What do you observe about the runtime of the two implementations as $T$ and $H$ increase? Do you observe the same trend as the CPU notebook? Explain your reasoning.

# Introducing structure: Diagonal Weight Matrics

We can optimize the convolution implemntation via adding a constraint on the $W$ matrix ensuring it is diagonal. We can make the convolution implementation more efficient by leveraging depthwise convolutions for implementing the forward operation.

In [None]:
def make_diag_depthwise_kernel(W, T):
    """
    Construct a depthwise 1D conv kernel for W with shape (H,H). W is a diagonal matrix.

    Args:
      W: (H, H) diagonal matrix
      T: (int) number of time steps

    Return:
      kernel of shape (H, 1, T), which can be used in depthwise convolution
    """
    ##############################################################################
    #                         TODO: Implement the kernel here                    #
    ##############################################################################

    ##############################################################################
    #                               END OF YOUR CODE                             #
    ##############################################################################
    return kernel

In [None]:
def diag_conv_ssm_forward(W, U, b, x):
    """
    Convolution-based forward pass for an RNN with W

    RNN update:  h_{t+1} = W h_t + U x_t + b
    but W is diagonal, so h_{t+1}(i) = diagW[i]*h_t(i) + [U x_t + b](i).

    Args:
      W: (H, H) [diagonal in practice]
      U: (H, D)
      b: (H,)
      x: (N, T, D) => N = batch, T = time steps, D = input dim

    Returns:
      h_all: (N, T, H)
    """
    N, T, D = x.shape
    H = W.shape[0]

    s = x @ U.T + b

    s = s.permute(0, 2, 1)  # (N,H,T)

    # Build kernel (H,1,T) for depthwise conv
    kernel = make_diag_depthwise_kernel(W, T)

_MATERIAL PROVIDED_
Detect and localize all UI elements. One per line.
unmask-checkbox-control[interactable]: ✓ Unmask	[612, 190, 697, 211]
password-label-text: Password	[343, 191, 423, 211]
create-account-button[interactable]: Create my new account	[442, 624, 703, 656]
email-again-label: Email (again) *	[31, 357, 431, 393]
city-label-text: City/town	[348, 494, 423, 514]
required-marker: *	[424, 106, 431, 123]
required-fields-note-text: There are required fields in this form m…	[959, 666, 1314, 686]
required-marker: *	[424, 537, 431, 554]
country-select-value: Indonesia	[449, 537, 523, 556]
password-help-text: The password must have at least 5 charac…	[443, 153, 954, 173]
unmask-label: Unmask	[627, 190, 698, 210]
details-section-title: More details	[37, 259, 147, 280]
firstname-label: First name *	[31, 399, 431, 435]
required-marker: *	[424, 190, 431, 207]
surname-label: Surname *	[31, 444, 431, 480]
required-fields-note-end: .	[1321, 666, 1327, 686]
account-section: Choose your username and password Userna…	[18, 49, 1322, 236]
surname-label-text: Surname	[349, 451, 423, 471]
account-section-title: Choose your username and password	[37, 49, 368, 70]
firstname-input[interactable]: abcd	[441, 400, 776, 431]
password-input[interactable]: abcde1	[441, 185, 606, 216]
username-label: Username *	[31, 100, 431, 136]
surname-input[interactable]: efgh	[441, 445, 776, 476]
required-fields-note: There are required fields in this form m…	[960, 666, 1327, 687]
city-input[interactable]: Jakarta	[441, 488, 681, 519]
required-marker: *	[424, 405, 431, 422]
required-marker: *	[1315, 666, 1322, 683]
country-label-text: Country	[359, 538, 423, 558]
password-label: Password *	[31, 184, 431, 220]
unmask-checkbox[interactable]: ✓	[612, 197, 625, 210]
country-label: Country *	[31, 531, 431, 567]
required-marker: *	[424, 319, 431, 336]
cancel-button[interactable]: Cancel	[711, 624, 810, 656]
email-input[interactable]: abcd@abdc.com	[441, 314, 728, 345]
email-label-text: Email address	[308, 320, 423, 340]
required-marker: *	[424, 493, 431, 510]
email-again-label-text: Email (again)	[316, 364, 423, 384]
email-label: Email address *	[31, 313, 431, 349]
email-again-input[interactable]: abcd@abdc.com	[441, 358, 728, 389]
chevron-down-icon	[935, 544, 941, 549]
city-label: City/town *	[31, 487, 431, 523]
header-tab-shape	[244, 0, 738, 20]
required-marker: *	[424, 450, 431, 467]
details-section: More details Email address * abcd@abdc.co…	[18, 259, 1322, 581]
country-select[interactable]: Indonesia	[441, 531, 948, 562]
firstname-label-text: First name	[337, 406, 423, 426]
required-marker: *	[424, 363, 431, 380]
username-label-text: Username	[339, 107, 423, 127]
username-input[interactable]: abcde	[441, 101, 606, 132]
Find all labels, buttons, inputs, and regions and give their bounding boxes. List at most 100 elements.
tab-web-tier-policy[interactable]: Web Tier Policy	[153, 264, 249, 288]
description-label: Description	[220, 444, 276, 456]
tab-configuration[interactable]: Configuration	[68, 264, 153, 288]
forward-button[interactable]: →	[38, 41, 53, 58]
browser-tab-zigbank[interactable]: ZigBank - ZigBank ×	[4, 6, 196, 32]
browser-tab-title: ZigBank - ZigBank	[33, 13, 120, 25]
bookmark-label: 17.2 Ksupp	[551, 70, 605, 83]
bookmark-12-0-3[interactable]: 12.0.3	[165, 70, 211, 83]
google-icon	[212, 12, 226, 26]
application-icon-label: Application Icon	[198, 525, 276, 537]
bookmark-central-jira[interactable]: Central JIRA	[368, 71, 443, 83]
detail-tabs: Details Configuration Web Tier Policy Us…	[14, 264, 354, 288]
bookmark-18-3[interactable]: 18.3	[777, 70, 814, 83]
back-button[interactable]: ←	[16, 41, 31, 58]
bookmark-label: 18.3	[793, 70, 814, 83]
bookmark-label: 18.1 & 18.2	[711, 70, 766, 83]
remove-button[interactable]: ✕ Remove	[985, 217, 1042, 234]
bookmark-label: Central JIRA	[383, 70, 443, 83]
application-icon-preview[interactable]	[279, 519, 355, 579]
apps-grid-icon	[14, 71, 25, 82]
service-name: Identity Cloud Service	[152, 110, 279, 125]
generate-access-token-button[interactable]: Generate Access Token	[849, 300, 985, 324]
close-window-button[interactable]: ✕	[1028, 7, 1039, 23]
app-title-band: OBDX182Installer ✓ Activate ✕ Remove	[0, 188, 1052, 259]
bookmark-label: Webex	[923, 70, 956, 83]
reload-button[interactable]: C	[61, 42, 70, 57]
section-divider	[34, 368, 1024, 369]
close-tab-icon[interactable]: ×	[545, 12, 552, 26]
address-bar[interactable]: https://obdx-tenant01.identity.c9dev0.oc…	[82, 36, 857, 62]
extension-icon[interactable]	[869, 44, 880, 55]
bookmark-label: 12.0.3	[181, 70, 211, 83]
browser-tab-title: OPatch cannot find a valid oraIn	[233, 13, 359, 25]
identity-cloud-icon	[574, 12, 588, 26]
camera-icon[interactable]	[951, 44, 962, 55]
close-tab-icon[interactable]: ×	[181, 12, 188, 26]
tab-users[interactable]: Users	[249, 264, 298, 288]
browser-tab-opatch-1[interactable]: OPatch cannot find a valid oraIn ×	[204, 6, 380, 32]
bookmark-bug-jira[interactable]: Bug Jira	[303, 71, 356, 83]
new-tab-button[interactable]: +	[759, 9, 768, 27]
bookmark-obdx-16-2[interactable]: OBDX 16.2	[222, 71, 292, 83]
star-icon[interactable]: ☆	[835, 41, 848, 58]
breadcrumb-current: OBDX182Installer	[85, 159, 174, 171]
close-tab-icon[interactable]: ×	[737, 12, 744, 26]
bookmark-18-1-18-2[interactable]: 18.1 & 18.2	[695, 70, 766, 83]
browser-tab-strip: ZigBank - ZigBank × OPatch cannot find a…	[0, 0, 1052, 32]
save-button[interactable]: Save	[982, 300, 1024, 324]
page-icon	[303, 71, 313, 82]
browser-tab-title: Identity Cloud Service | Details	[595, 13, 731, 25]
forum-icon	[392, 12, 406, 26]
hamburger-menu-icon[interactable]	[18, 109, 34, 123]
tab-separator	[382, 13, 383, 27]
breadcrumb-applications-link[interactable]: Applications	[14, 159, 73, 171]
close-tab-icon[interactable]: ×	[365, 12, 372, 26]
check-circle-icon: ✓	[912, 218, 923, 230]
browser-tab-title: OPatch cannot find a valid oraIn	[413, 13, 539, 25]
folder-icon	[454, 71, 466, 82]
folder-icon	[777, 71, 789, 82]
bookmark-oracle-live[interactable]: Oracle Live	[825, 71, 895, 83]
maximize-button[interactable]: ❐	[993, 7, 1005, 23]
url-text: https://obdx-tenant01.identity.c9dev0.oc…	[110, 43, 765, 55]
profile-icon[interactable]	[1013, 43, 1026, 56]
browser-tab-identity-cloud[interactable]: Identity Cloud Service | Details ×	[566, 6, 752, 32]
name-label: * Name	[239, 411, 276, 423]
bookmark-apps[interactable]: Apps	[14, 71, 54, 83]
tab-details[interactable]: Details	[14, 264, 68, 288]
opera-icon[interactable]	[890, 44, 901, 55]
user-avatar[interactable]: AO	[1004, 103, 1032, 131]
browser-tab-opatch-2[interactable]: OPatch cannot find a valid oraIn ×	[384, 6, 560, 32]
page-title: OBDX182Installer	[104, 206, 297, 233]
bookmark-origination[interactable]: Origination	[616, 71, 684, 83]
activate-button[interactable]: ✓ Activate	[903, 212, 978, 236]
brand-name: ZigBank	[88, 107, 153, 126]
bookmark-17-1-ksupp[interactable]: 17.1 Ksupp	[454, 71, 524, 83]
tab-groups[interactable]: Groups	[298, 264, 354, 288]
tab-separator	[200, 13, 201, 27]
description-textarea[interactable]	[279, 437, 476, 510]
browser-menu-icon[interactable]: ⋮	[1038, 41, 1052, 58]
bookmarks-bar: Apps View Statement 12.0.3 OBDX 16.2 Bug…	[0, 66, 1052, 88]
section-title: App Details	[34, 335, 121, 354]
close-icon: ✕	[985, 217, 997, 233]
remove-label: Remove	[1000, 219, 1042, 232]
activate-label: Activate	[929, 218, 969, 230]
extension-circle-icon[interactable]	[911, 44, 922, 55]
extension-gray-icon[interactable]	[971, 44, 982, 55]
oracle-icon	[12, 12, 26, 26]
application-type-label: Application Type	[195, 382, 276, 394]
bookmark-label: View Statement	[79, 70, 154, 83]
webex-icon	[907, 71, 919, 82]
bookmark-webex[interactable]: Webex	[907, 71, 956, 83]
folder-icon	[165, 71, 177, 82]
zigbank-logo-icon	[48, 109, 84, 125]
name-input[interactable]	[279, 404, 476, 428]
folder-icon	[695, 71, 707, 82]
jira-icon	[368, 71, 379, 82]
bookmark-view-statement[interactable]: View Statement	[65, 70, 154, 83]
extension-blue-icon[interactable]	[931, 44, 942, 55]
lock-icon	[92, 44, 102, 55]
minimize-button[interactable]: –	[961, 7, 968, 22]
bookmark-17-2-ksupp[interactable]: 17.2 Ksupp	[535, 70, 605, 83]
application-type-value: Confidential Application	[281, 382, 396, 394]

_TO BE DONE_
• a. From the notebook excerpt, extract everything from "Convolution-based forward pass" down to "[U x_t + b](i).".
• b. Show every line of the entries that contains the string "separator", matching case exactly.

_SOLUTIONS BY TASK_
• a.
Convolution-based forward pass for an RNN with W

    RNN update:  h_{t+1} = W h_t + U x_t + b
    but W is diagonal, so h_{t+1}(i) = diagW[i]*h_t(i) + [U x_t + b](i).

• b.
tab-separator	[382, 13, 383, 27]
tab-separator	[200, 13, 201, 27]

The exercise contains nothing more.